- PROBLEM TO WORK ON: Restate each of the lines below word for word and drop every picture.

- RECORDS SHOWN:

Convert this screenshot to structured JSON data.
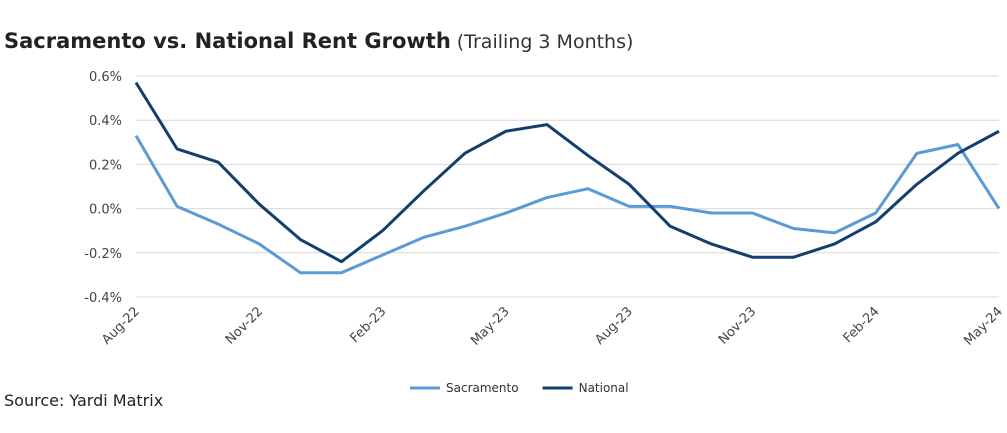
{
  "chart_data": {
    "type": "line",
    "title": "Sacramento vs. National Rent Growth",
    "subtitle": "(Trailing 3 Months)",
    "source": "Source: Yardi Matrix",
    "categories": [
      "Aug-22",
      null,
      null,
      "Nov-22",
      null,
      null,
      "Feb-23",
      null,
      null,
      "May-23",
      null,
      null,
      "Aug-23",
      null,
      null,
      "Nov-23",
      null,
      null,
      "Feb-24",
      null,
      null,
      "May-24"
    ],
    "series": [
      {
        "name": "Sacramento",
        "color": "#5b9bd5",
        "values": [
          0.33,
          0.01,
          -0.07,
          -0.16,
          -0.29,
          -0.29,
          -0.21,
          -0.13,
          -0.08,
          -0.02,
          0.05,
          0.09,
          0.01,
          0.01,
          -0.02,
          -0.02,
          -0.09,
          -0.11,
          -0.02,
          0.25,
          0.29,
          0.0
        ]
      },
      {
        "name": "National",
        "color": "#12406e",
        "values": [
          0.57,
          0.27,
          0.21,
          0.02,
          -0.14,
          -0.24,
          -0.1,
          0.08,
          0.25,
          0.35,
          0.38,
          0.24,
          0.11,
          -0.08,
          -0.16,
          -0.22,
          -0.22,
          -0.16,
          -0.06,
          0.11,
          0.25,
          0.35
        ]
      }
    ],
    "ylim": [
      -0.4,
      0.6
    ],
    "yticks": [
      {
        "value": -0.4,
        "label": "-0.4%"
      },
      {
        "value": -0.2,
        "label": "-0.2%"
      },
      {
        "value": 0,
        "label": "0.0%"
      },
      {
        "value": 0.2,
        "label": "0.2%"
      },
      {
        "value": 0.4,
        "label": "0.4%"
      },
      {
        "value": 0.6,
        "label": "0.6%"
      }
    ],
    "grid": true,
    "legend": "bottom"
  }
}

- FULL SOLUTION:
Convert this screenshot to structured JSON data.
{
  "chart_data": {
    "type": "line",
    "title": "Sacramento vs. National Rent Growth",
    "subtitle": "(Trailing 3 Months)",
    "source": "Source: Yardi Matrix",
    "categories": [
      "Aug-22",
      null,
      null,
      "Nov-22",
      null,
      null,
      "Feb-23",
      null,
      null,
      "May-23",
      null,
      null,
      "Aug-23",
      null,
      null,
      "Nov-23",
      null,
      null,
      "Feb-24",
      null,
      null,
      "May-24"
    ],
    "series": [
      {
        "name": "Sacramento",
        "color": "#5b9bd5",
        "values": [
          0.33,
          0.01,
          -0.07,
          -0.16,
          -0.29,
          -0.29,
          -0.21,
          -0.13,
          -0.08,
          -0.02,
          0.05,
          0.09,
          0.01,
          0.01,
          -0.02,
          -0.02,
          -0.09,
          -0.11,
          -0.02,
          0.25,
          0.29,
          0.0
        ]
      },
      {
        "name": "National",
        "color": "#12406e",
        "values": [
          0.57,
          0.27,
          0.21,
          0.02,
          -0.14,
          -0.24,
          -0.1,
          0.08,
          0.25,
          0.35,
          0.38,
          0.24,
          0.11,
          -0.08,
          -0.16,
          -0.22,
          -0.22,
          -0.16,
          -0.06,
          0.11,
          0.25,
          0.35
        ]
      }
    ],
    "ylim": [
      -0.4,
      0.6
    ],
    "yticks": [
      {
        "value": -0.4,
        "label": "-0.4%"
      },
      {
        "value": -0.2,
        "label": "-0.2%"
      },
      {
        "value": 0,
        "label": "0.0%"
      },
      {
        "value": 0.2,
        "label": "0.2%"
      },
      {
        "value": 0.4,
        "label": "0.4%"
      },
      {
        "value": 0.6,
        "label": "0.6%"
      }
    ],
    "grid": true,
    "legend": "bottom"
  }
}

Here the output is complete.